=== DESCRIPTION OF THE TASK ===
Collect every line of the material below that contains the string "legend".

=== RECORDED DATA ===
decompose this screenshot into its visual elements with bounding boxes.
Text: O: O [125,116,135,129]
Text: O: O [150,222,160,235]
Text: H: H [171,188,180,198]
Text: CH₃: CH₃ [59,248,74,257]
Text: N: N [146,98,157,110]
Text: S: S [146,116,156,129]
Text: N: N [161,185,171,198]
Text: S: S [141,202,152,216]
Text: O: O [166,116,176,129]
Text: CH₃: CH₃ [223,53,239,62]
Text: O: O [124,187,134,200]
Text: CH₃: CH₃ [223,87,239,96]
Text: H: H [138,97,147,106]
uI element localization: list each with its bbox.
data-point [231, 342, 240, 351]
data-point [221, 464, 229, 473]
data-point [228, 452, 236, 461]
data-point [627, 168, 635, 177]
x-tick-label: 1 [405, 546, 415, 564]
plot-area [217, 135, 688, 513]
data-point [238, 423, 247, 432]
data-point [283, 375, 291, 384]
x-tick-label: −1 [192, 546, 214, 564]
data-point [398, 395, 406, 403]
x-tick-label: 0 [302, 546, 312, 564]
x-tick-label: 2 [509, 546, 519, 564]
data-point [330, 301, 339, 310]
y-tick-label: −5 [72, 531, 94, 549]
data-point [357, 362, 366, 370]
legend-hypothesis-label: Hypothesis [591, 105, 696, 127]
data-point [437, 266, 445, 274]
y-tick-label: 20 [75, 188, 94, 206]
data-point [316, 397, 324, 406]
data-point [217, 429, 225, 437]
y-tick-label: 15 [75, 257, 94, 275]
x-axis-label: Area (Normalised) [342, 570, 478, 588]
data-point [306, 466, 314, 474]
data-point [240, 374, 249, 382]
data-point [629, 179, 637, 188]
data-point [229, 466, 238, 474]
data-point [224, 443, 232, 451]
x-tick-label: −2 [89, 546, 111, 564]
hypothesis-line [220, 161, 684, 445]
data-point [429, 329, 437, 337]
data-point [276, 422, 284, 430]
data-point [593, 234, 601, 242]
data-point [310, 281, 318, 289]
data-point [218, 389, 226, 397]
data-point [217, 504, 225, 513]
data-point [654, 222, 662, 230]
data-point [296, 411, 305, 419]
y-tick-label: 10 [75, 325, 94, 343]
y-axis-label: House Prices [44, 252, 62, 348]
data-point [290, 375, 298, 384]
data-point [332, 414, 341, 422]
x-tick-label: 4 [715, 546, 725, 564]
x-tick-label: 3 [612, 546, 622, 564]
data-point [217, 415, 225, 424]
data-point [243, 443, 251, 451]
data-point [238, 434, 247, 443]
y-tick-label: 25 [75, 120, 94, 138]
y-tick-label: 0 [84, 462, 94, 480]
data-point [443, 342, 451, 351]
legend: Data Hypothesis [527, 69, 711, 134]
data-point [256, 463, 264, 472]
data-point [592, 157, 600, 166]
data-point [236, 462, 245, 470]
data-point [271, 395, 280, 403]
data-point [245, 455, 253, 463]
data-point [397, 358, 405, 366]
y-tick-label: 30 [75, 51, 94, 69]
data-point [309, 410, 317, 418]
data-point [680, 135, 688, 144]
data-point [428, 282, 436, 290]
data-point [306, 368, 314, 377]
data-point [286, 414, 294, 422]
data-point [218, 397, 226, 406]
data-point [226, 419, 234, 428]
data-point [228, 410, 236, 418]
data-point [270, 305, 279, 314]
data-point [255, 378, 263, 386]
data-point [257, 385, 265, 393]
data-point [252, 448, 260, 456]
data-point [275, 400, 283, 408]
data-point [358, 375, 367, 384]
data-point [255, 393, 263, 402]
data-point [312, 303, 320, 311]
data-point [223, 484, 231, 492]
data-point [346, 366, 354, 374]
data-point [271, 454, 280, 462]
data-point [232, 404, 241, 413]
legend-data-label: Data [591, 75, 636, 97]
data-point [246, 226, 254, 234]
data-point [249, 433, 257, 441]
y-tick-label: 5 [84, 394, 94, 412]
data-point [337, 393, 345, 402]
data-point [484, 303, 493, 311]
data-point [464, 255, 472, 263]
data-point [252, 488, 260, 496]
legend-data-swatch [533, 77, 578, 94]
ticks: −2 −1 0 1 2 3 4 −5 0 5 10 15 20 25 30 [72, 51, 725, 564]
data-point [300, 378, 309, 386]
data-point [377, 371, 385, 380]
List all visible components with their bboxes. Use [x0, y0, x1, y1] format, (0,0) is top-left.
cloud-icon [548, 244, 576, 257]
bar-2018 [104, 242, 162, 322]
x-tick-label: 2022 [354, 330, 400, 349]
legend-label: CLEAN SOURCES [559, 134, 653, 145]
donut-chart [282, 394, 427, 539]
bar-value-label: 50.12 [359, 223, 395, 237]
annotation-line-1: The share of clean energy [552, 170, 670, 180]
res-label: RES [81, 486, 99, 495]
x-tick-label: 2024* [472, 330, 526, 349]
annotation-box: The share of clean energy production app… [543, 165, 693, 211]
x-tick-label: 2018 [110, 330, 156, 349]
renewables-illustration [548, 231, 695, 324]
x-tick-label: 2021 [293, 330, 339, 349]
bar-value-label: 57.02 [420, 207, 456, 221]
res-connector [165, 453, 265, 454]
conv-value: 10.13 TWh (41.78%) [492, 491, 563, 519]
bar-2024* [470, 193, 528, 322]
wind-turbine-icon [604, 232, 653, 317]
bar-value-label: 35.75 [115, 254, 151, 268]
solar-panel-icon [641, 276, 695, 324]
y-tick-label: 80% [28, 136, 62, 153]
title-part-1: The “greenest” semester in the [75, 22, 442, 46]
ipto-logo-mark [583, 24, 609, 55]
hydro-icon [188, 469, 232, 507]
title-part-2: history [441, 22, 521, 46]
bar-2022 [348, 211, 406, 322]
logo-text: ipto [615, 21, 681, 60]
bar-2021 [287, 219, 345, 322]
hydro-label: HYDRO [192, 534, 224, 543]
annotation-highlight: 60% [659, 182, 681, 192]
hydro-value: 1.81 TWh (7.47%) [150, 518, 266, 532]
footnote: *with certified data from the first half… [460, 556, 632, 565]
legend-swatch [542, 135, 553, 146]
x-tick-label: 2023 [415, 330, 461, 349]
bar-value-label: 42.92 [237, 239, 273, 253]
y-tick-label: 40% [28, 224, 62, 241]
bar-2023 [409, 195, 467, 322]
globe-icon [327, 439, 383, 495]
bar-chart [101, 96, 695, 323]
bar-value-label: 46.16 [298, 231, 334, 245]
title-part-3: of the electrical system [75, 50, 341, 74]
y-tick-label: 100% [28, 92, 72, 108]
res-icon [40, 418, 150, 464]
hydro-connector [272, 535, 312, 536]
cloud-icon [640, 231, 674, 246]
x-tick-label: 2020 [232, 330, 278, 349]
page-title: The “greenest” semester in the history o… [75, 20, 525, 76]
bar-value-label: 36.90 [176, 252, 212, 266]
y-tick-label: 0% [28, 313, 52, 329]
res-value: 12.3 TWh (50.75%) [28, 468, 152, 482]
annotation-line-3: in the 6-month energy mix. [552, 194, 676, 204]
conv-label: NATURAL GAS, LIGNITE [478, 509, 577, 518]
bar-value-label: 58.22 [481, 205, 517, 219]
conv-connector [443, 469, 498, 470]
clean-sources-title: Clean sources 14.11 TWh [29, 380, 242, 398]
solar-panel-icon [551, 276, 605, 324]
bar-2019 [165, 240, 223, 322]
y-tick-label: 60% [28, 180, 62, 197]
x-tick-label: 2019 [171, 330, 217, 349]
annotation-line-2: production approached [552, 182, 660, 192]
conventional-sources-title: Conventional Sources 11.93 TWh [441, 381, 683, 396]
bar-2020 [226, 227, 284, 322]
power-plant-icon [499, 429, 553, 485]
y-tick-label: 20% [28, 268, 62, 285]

=== TASK RESPONSE ===
legend-hypothesis-label: Hypothesis [591, 105, 696, 127]
legend: Data Hypothesis [527, 69, 711, 134]
legend-data-label: Data [591, 75, 636, 97]
legend-data-swatch [533, 77, 578, 94]
legend-label: CLEAN SOURCES [559, 134, 653, 145]
legend-swatch [542, 135, 553, 146]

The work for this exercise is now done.